## What you are asked to do
Tally each line where the word "Darabszám" occurs, then give only the total.

## Records to use

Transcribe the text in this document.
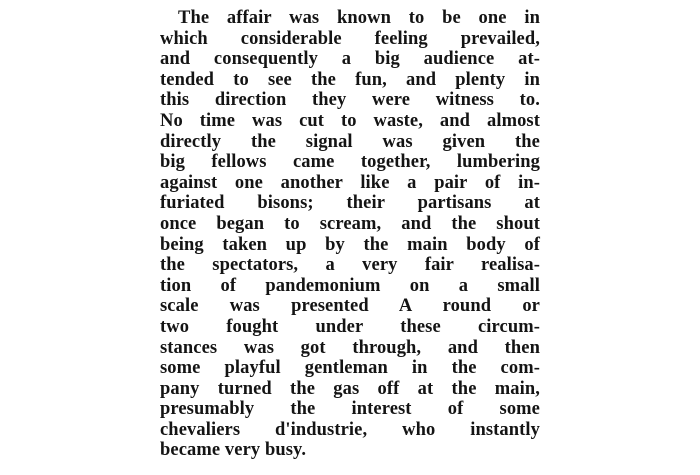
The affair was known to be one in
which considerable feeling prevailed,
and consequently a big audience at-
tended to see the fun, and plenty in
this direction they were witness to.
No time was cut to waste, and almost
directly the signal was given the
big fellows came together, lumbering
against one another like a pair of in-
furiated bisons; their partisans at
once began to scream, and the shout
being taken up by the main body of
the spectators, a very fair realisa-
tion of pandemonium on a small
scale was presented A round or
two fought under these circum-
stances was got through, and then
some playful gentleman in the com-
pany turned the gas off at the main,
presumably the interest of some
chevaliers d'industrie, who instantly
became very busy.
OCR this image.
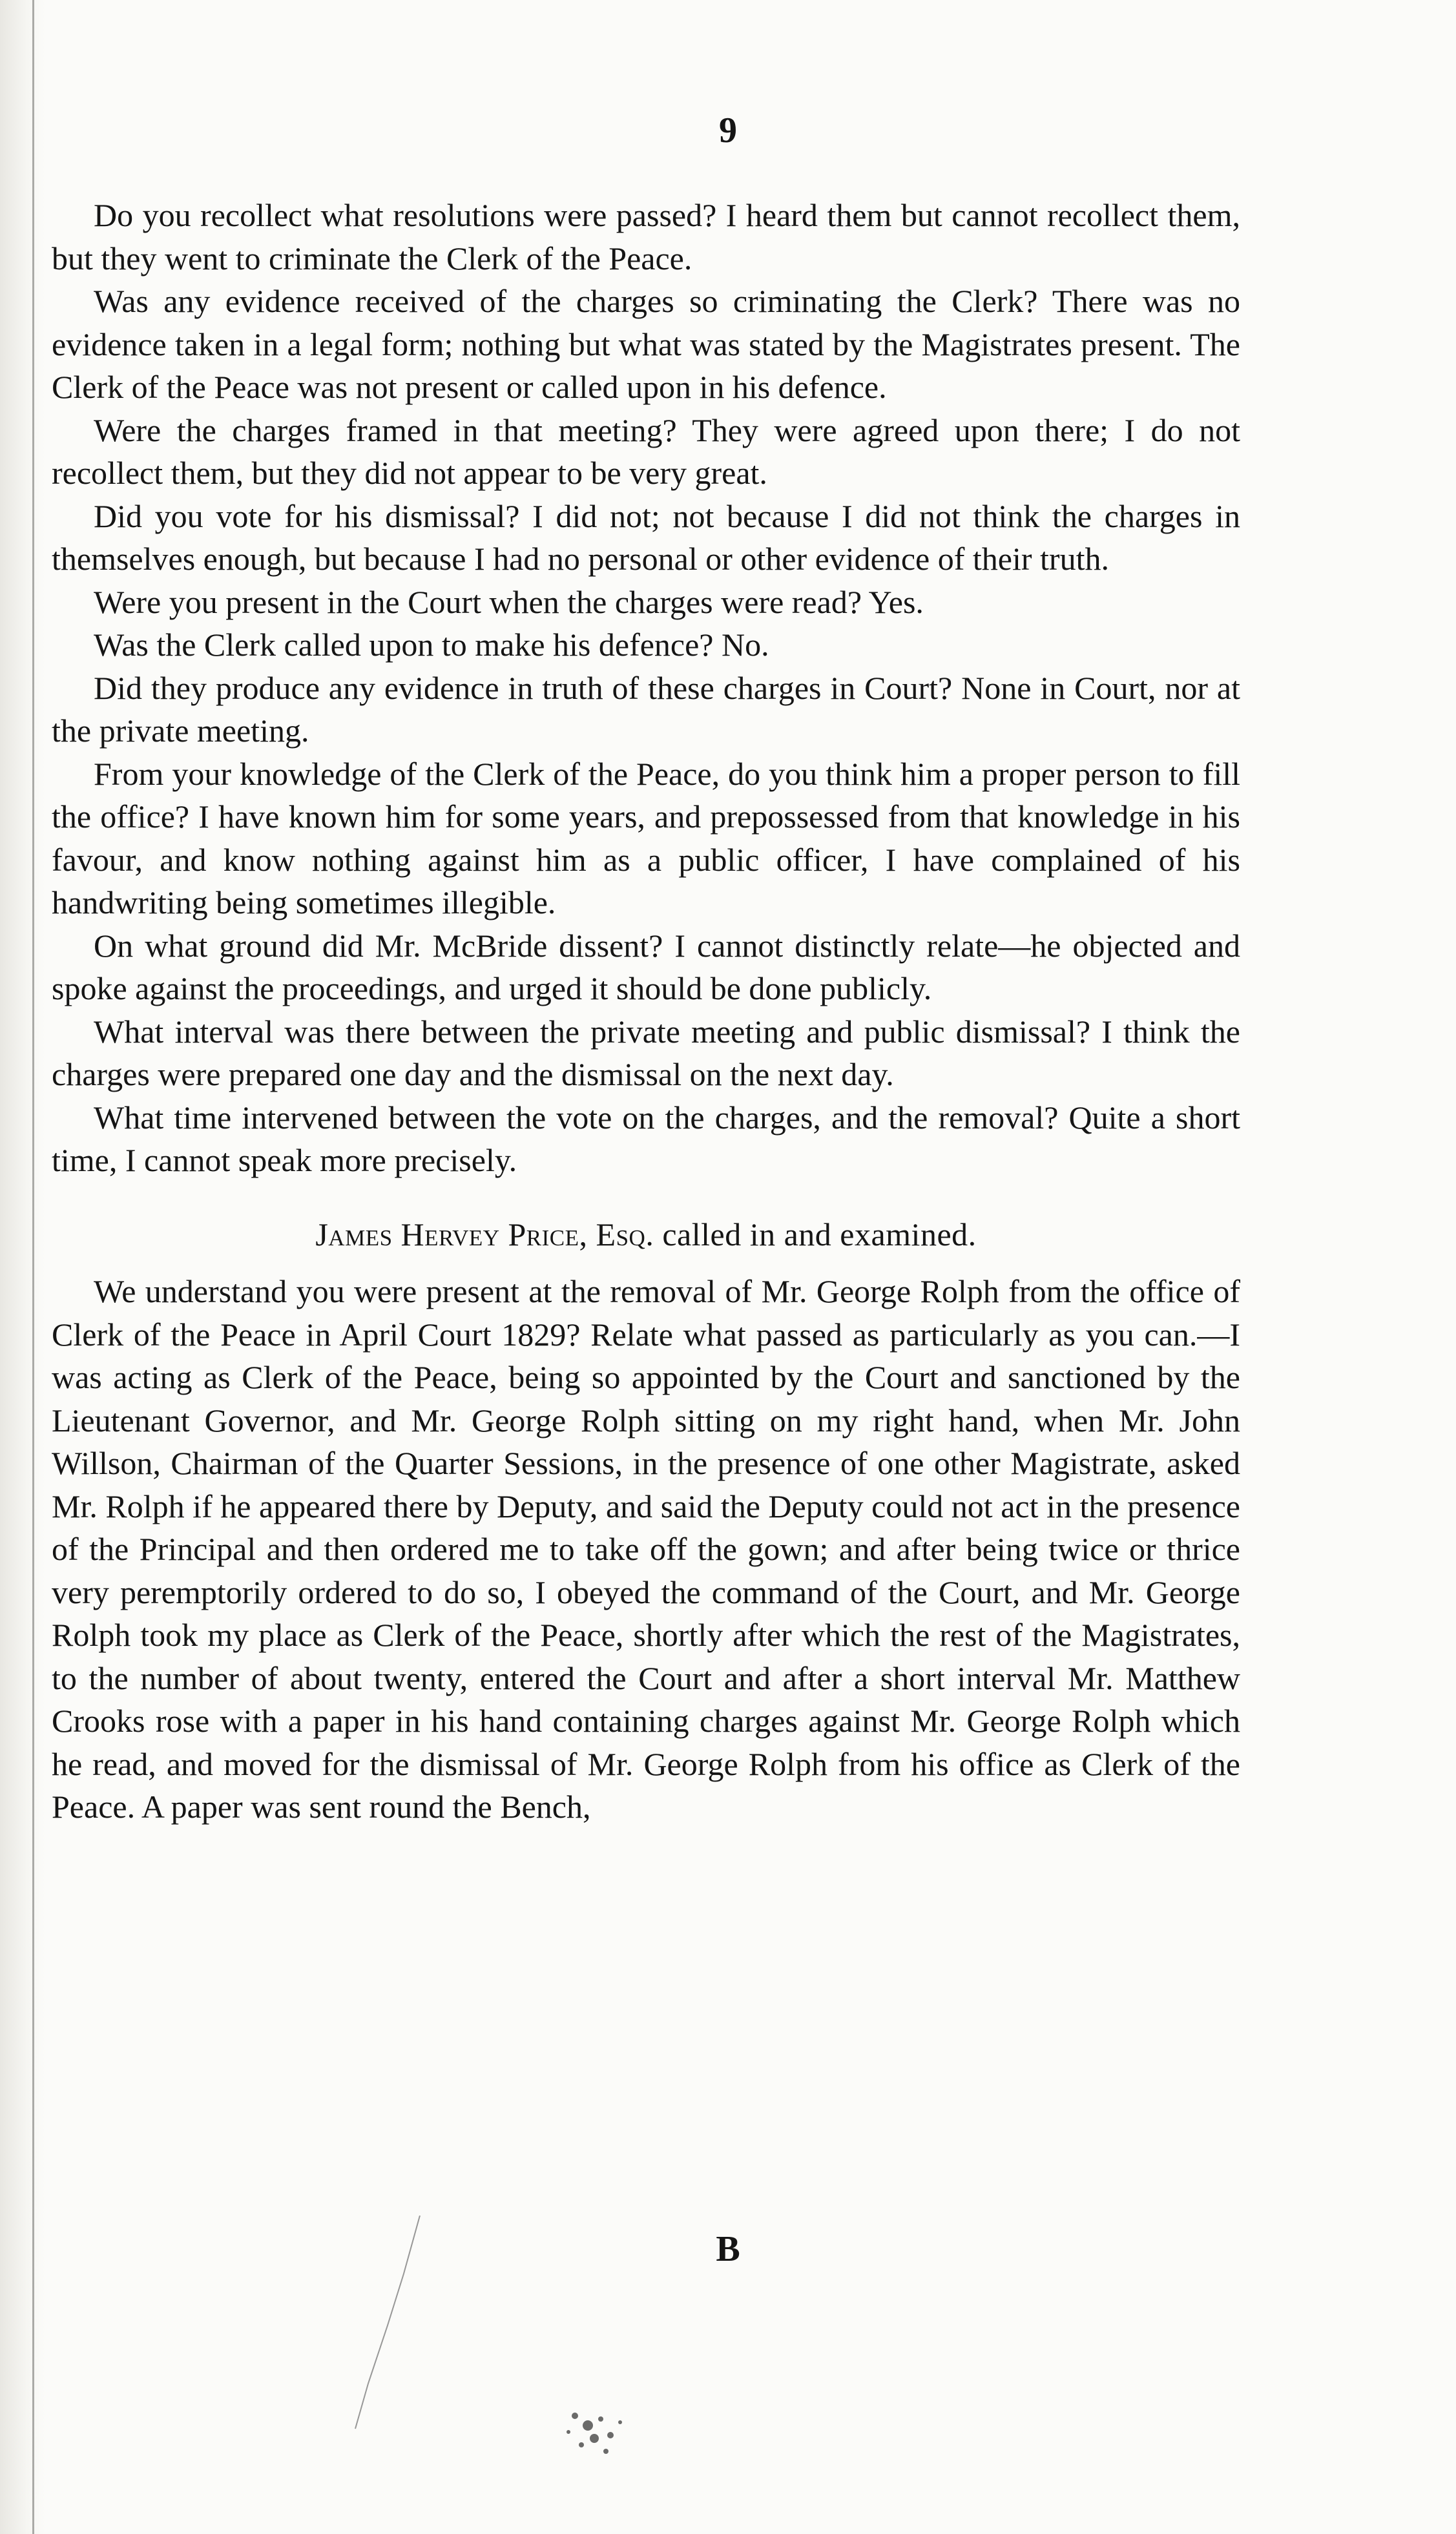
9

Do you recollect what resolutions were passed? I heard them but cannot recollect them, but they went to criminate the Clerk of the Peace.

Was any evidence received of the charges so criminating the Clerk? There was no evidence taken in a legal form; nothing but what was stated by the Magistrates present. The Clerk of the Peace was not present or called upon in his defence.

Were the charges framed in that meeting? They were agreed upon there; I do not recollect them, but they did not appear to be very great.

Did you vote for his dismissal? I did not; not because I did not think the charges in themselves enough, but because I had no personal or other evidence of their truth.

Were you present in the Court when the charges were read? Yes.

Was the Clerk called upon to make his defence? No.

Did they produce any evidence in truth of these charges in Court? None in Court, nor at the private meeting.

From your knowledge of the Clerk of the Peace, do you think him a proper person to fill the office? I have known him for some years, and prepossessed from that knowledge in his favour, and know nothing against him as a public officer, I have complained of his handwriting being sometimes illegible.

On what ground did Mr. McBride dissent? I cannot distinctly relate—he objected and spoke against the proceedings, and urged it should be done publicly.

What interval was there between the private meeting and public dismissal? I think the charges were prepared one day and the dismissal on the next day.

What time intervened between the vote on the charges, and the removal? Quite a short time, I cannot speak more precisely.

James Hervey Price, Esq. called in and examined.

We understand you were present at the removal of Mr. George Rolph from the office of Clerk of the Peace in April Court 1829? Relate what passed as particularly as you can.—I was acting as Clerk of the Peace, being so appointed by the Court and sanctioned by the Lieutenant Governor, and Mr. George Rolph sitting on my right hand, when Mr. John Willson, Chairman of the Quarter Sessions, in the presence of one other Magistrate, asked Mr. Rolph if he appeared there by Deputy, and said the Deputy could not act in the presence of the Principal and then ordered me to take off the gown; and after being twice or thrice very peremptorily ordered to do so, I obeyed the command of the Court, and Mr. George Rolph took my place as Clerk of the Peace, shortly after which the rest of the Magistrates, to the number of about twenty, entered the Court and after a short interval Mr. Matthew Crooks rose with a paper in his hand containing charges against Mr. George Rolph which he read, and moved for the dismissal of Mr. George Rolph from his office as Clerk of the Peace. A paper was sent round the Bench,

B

==

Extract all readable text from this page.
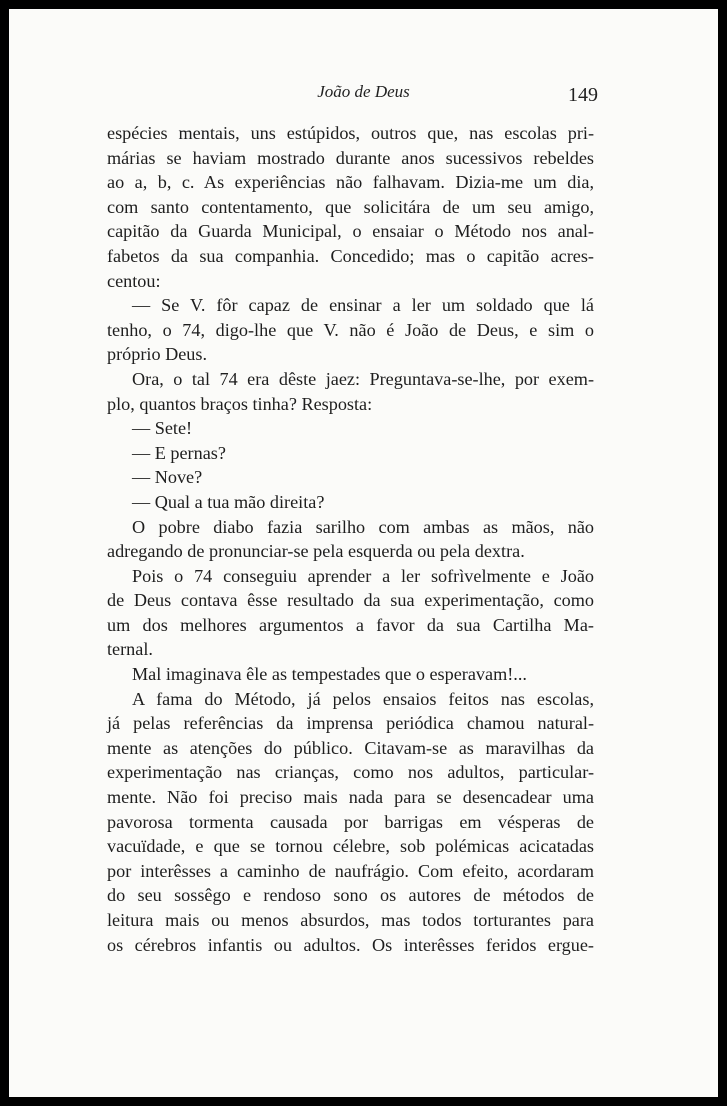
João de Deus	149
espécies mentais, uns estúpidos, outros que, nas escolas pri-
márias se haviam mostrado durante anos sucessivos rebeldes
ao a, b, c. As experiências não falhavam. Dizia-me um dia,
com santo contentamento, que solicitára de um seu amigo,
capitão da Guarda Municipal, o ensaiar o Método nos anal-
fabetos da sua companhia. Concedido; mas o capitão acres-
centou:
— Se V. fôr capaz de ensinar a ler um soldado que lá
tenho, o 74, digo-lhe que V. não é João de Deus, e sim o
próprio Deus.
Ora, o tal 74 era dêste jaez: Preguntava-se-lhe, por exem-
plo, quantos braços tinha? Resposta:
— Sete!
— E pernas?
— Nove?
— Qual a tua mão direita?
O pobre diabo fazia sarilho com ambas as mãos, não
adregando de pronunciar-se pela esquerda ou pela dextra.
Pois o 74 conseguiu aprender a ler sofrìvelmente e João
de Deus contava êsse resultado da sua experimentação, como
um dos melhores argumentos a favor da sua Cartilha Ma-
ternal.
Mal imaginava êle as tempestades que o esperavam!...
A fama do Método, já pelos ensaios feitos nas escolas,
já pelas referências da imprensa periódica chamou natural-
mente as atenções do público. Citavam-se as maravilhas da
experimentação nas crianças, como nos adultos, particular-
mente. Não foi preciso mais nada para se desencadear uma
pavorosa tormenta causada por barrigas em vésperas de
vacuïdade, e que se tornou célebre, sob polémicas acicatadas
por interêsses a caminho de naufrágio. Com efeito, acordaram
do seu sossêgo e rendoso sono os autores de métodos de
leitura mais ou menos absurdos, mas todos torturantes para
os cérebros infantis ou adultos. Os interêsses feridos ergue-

==

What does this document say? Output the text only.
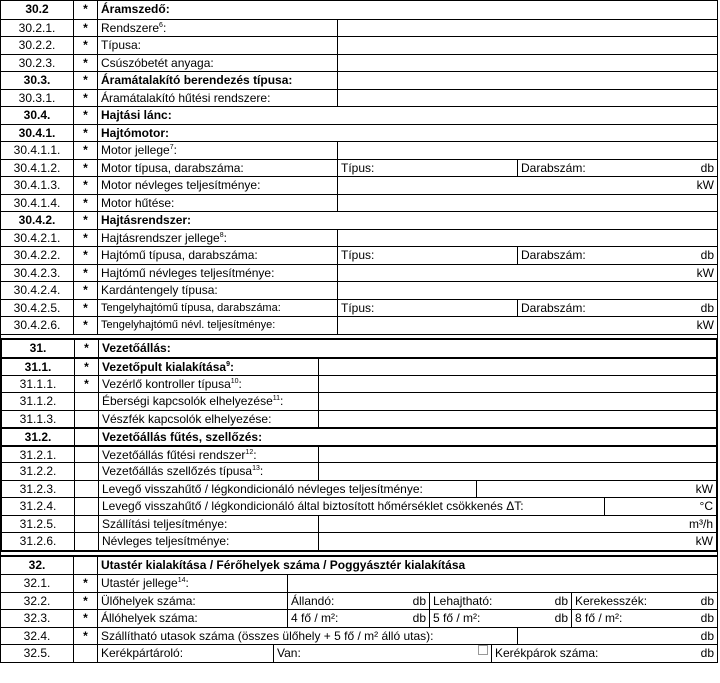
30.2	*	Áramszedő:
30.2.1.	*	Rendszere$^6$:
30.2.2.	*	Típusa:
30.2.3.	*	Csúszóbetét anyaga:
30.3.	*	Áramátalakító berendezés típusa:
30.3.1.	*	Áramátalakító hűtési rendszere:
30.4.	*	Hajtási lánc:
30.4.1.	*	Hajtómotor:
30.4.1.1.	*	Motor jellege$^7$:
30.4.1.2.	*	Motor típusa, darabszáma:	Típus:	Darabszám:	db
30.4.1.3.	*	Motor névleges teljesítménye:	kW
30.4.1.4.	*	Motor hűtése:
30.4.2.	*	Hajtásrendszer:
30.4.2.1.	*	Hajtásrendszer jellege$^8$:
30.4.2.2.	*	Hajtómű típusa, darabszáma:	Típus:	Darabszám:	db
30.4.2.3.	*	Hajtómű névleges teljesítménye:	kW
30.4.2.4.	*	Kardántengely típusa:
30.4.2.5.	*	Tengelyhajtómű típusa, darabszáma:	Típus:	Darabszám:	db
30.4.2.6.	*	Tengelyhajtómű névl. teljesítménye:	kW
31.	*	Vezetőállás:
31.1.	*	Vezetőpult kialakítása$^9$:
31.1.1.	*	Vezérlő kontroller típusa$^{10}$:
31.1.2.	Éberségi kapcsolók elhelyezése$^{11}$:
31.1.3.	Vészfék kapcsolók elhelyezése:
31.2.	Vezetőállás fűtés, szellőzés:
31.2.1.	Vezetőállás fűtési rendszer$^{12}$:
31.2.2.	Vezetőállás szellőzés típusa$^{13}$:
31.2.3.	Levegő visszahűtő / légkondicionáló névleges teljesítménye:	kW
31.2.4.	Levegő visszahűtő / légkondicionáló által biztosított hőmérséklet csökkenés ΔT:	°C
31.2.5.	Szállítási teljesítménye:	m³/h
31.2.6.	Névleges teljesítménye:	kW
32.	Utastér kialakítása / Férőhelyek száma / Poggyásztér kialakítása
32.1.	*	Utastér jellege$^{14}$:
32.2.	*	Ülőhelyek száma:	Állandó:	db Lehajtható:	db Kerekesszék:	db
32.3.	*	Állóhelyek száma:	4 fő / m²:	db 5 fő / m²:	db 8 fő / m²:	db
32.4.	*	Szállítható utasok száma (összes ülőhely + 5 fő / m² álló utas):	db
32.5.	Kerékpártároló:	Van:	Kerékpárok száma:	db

## Output below
3